Goal:
Set out every line bearing the string "this".

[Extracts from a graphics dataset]
━━━━

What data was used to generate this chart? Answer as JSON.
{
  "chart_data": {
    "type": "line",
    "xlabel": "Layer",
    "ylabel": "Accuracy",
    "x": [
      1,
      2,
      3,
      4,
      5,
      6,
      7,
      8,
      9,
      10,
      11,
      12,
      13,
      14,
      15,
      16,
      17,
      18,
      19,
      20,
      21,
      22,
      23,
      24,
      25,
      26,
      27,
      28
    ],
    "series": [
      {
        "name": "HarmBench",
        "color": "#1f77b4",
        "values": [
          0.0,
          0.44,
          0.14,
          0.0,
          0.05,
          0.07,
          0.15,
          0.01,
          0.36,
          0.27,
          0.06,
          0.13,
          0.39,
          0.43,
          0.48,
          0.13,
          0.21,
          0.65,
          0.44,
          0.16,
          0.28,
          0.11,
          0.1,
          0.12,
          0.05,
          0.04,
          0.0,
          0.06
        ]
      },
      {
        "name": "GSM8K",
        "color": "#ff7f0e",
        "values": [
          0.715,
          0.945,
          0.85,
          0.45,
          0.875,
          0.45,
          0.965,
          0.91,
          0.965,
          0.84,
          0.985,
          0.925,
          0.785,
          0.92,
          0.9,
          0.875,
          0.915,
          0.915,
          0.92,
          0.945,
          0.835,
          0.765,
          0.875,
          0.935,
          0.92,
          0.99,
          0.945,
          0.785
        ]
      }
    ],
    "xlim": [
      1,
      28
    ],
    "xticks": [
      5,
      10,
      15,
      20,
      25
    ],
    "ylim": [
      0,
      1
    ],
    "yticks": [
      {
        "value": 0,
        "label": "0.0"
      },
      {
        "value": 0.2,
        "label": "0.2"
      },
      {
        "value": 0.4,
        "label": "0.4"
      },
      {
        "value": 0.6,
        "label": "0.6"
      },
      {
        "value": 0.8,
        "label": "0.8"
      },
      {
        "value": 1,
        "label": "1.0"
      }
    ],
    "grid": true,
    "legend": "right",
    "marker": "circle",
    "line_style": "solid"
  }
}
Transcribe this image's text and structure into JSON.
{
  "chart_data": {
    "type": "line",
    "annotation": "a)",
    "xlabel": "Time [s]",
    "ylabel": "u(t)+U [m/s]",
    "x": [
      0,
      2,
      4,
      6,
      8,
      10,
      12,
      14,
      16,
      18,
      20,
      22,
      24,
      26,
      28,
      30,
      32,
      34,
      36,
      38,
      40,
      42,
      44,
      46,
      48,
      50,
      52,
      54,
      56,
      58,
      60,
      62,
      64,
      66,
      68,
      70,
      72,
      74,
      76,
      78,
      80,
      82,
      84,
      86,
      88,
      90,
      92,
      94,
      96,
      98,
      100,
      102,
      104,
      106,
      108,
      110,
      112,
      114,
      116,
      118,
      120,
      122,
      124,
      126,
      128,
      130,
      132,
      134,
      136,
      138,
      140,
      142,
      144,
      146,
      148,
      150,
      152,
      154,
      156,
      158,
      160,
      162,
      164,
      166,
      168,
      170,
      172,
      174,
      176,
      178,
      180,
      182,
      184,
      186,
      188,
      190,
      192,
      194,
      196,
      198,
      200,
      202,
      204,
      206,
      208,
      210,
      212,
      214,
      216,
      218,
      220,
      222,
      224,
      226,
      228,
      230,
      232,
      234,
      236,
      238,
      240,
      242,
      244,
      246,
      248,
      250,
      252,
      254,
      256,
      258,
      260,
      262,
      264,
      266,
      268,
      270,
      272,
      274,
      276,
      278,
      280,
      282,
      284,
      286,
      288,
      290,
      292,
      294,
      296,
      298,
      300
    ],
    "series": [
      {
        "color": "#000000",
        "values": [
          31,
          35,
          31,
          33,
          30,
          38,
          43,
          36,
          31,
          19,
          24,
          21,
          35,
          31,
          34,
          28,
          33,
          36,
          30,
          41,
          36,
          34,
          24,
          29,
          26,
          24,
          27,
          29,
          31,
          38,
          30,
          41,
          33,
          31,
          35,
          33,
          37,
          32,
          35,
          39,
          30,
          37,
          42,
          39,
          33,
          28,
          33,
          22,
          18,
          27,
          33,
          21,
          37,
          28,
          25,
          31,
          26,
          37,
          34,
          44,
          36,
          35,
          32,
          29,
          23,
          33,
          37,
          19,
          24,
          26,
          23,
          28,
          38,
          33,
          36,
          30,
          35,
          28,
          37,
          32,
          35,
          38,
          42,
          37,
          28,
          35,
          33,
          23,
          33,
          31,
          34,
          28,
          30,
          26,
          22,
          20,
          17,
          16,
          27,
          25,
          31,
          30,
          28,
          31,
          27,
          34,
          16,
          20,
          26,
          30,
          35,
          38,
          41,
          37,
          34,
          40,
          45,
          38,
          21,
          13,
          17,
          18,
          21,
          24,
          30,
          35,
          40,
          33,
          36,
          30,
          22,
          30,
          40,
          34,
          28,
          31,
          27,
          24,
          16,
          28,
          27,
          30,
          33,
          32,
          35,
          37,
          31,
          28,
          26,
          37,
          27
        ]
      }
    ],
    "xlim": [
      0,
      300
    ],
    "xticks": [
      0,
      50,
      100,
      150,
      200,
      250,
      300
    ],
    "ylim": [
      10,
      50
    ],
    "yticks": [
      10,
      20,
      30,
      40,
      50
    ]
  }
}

━━━━

Correct result:
What data was used to generate this chart? Answer as JSON.
Transcribe this image's text and structure into JSON.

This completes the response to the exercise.